Task inputs ▸
** BEGIN **

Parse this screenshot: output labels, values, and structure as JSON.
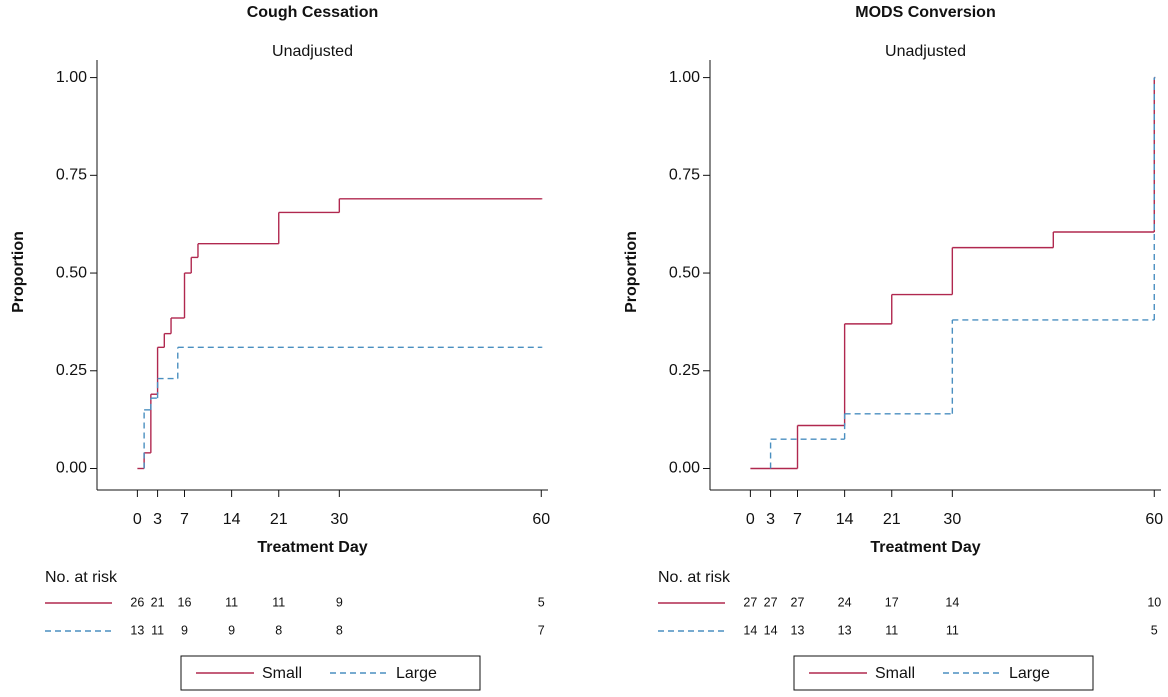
{
  "chart_data": [
    {
      "type": "step",
      "title": "Cough Cessation",
      "subtitle": "Unadjusted",
      "x_label": "Treatment Day",
      "y_label": "Proportion",
      "xlim": [
        -6,
        61
      ],
      "xticks": [
        0,
        3,
        7,
        14,
        21,
        30,
        60
      ],
      "ylim": [
        -0.055,
        1.045
      ],
      "yticks": [
        {
          "value": 0,
          "label": "0.00"
        },
        {
          "value": 0.25,
          "label": "0.25"
        },
        {
          "value": 0.5,
          "label": "0.50"
        },
        {
          "value": 0.75,
          "label": "0.75"
        },
        {
          "value": 1,
          "label": "1.00"
        }
      ],
      "series": [
        {
          "name": "Small",
          "color": "#b0284f",
          "dash": false,
          "x": [
            0,
            1,
            2,
            3,
            4,
            5,
            7,
            8,
            9,
            21,
            30,
            60
          ],
          "values": [
            0,
            0.04,
            0.19,
            0.31,
            0.345,
            0.385,
            0.5,
            0.54,
            0.575,
            0.655,
            0.69,
            0.69
          ]
        },
        {
          "name": "Large",
          "color": "#4a8fc0",
          "dash": true,
          "x": [
            1,
            2,
            3,
            6,
            60
          ],
          "values": [
            0.15,
            0.18,
            0.23,
            0.31,
            0.31
          ]
        }
      ],
      "risk_table": {
        "label": "No. at risk",
        "rows": [
          [
            26,
            21,
            16,
            11,
            11,
            9,
            5
          ],
          [
            13,
            11,
            9,
            9,
            8,
            8,
            7
          ]
        ]
      }
    },
    {
      "type": "step",
      "title": "MODS Conversion",
      "subtitle": "Unadjusted",
      "x_label": "Treatment Day",
      "y_label": "Proportion",
      "xlim": [
        -6,
        61
      ],
      "xticks": [
        0,
        3,
        7,
        14,
        21,
        30,
        60
      ],
      "ylim": [
        -0.055,
        1.045
      ],
      "yticks": [
        {
          "value": 0,
          "label": "0.00"
        },
        {
          "value": 0.25,
          "label": "0.25"
        },
        {
          "value": 0.5,
          "label": "0.50"
        },
        {
          "value": 0.75,
          "label": "0.75"
        },
        {
          "value": 1,
          "label": "1.00"
        }
      ],
      "series": [
        {
          "name": "Small",
          "color": "#b0284f",
          "dash": false,
          "x": [
            0,
            7,
            14,
            21,
            30,
            45,
            60
          ],
          "values": [
            0,
            0.11,
            0.37,
            0.445,
            0.565,
            0.605,
            1
          ]
        },
        {
          "name": "Large",
          "color": "#4a8fc0",
          "dash": true,
          "x": [
            3,
            14,
            30,
            60
          ],
          "values": [
            0.075,
            0.14,
            0.38,
            1
          ]
        }
      ],
      "risk_table": {
        "label": "No. at risk",
        "rows": [
          [
            27,
            27,
            27,
            24,
            17,
            14,
            10
          ],
          [
            14,
            14,
            13,
            13,
            11,
            11,
            5
          ]
        ]
      }
    }
  ]
}
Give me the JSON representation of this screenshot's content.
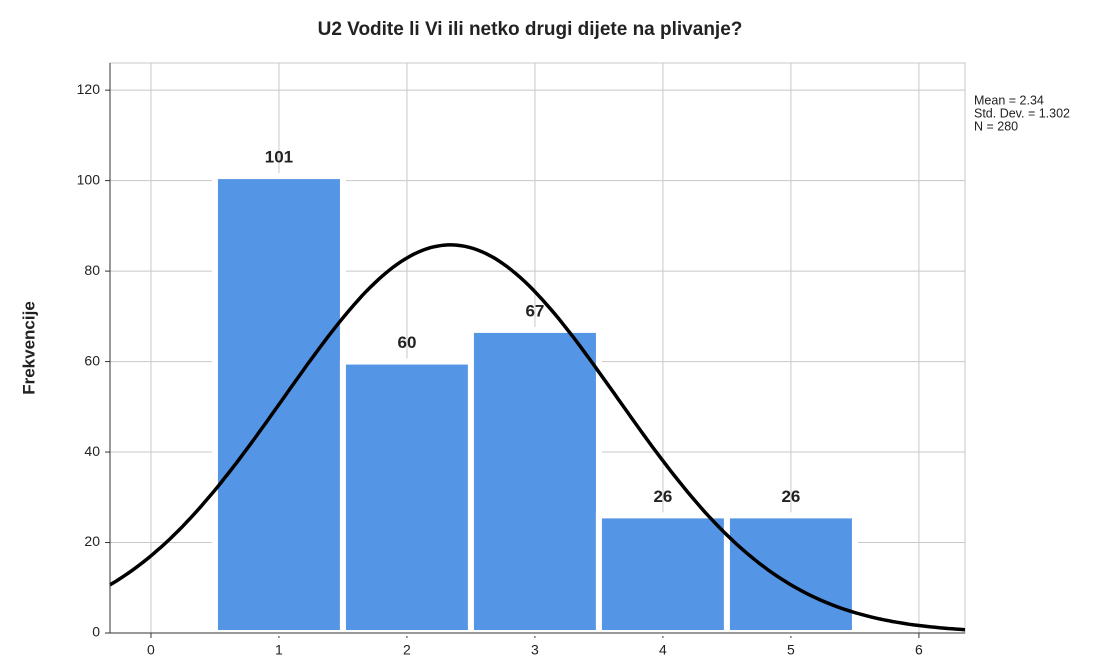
{
  "chart_data": {
    "type": "histogram",
    "title": "U2 Vodite li Vi ili netko drugi dijete na plivanje?",
    "y_label": "Frekvencije",
    "bins": [
      0.5,
      1.5,
      2.5,
      3.5,
      4.5,
      5.5
    ],
    "counts": [
      101,
      60,
      67,
      26,
      26
    ],
    "color": "#5595e5",
    "xlim": [
      -0.32,
      6.36
    ],
    "xticks": [
      0,
      1,
      2,
      3,
      4,
      5,
      6
    ],
    "ylim": [
      0,
      126
    ],
    "yticks": [
      0,
      20,
      40,
      60,
      80,
      100,
      120
    ],
    "grid": true,
    "normal_curve": {
      "color": "#000000",
      "mean": {
        "value": 2.34,
        "label": "Mean = 2.34"
      },
      "std_dev": {
        "value": 1.302,
        "label": "Std. Dev. = 1.302"
      },
      "n": {
        "value": 280,
        "label": "N = 280"
      }
    }
  }
}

** END **

Stated problem ▸ Output every entry verbatim. Pictures do not belong in the copy.

Solution to this task ▸
Parse this screenshot: output labels, values, and structure as JSON.
{
  "chart_data": [
    {
      "type": "step",
      "title": "Cough Cessation",
      "subtitle": "Unadjusted",
      "x_label": "Treatment Day",
      "y_label": "Proportion",
      "xlim": [
        -6,
        61
      ],
      "xticks": [
        0,
        3,
        7,
        14,
        21,
        30,
        60
      ],
      "ylim": [
        -0.055,
        1.045
      ],
      "yticks": [
        {
          "value": 0,
          "label": "0.00"
        },
        {
          "value": 0.25,
          "label": "0.25"
        },
        {
          "value": 0.5,
          "label": "0.50"
        },
        {
          "value": 0.75,
          "label": "0.75"
        },
        {
          "value": 1,
          "label": "1.00"
        }
      ],
      "series": [
        {
          "name": "Small",
          "color": "#b0284f",
          "dash": false,
          "x": [
            0,
            1,
            2,
            3,
            4,
            5,
            7,
            8,
            9,
            21,
            30,
            60
          ],
          "values": [
            0,
            0.04,
            0.19,
            0.31,
            0.345,
            0.385,
            0.5,
            0.54,
            0.575,
            0.655,
            0.69,
            0.69
          ]
        },
        {
          "name": "Large",
          "color": "#4a8fc0",
          "dash": true,
          "x": [
            1,
            2,
            3,
            6,
            60
          ],
          "values": [
            0.15,
            0.18,
            0.23,
            0.31,
            0.31
          ]
        }
      ],
      "risk_table": {
        "label": "No. at risk",
        "rows": [
          [
            26,
            21,
            16,
            11,
            11,
            9,
            5
          ],
          [
            13,
            11,
            9,
            9,
            8,
            8,
            7
          ]
        ]
      }
    },
    {
      "type": "step",
      "title": "MODS Conversion",
      "subtitle": "Unadjusted",
      "x_label": "Treatment Day",
      "y_label": "Proportion",
      "xlim": [
        -6,
        61
      ],
      "xticks": [
        0,
        3,
        7,
        14,
        21,
        30,
        60
      ],
      "ylim": [
        -0.055,
        1.045
      ],
      "yticks": [
        {
          "value": 0,
          "label": "0.00"
        },
        {
          "value": 0.25,
          "label": "0.25"
        },
        {
          "value": 0.5,
          "label": "0.50"
        },
        {
          "value": 0.75,
          "label": "0.75"
        },
        {
          "value": 1,
          "label": "1.00"
        }
      ],
      "series": [
        {
          "name": "Small",
          "color": "#b0284f",
          "dash": false,
          "x": [
            0,
            7,
            14,
            21,
            30,
            45,
            60
          ],
          "values": [
            0,
            0.11,
            0.37,
            0.445,
            0.565,
            0.605,
            1
          ]
        },
        {
          "name": "Large",
          "color": "#4a8fc0",
          "dash": true,
          "x": [
            3,
            14,
            30,
            60
          ],
          "values": [
            0.075,
            0.14,
            0.38,
            1
          ]
        }
      ],
      "risk_table": {
        "label": "No. at risk",
        "rows": [
          [
            27,
            27,
            27,
            24,
            17,
            14,
            10
          ],
          [
            14,
            14,
            13,
            13,
            11,
            11,
            5
          ]
        ]
      }
    }
  ]
}
Give me the JSON representation of this screenshot's content.
{
  "chart_data": {
    "type": "histogram",
    "title": "U2 Vodite li Vi ili netko drugi dijete na plivanje?",
    "y_label": "Frekvencije",
    "bins": [
      0.5,
      1.5,
      2.5,
      3.5,
      4.5,
      5.5
    ],
    "counts": [
      101,
      60,
      67,
      26,
      26
    ],
    "color": "#5595e5",
    "xlim": [
      -0.32,
      6.36
    ],
    "xticks": [
      0,
      1,
      2,
      3,
      4,
      5,
      6
    ],
    "ylim": [
      0,
      126
    ],
    "yticks": [
      0,
      20,
      40,
      60,
      80,
      100,
      120
    ],
    "grid": true,
    "normal_curve": {
      "color": "#000000",
      "mean": {
        "value": 2.34,
        "label": "Mean = 2.34"
      },
      "std_dev": {
        "value": 1.302,
        "label": "Std. Dev. = 1.302"
      },
      "n": {
        "value": 280,
        "label": "N = 280"
      }
    }
  }
}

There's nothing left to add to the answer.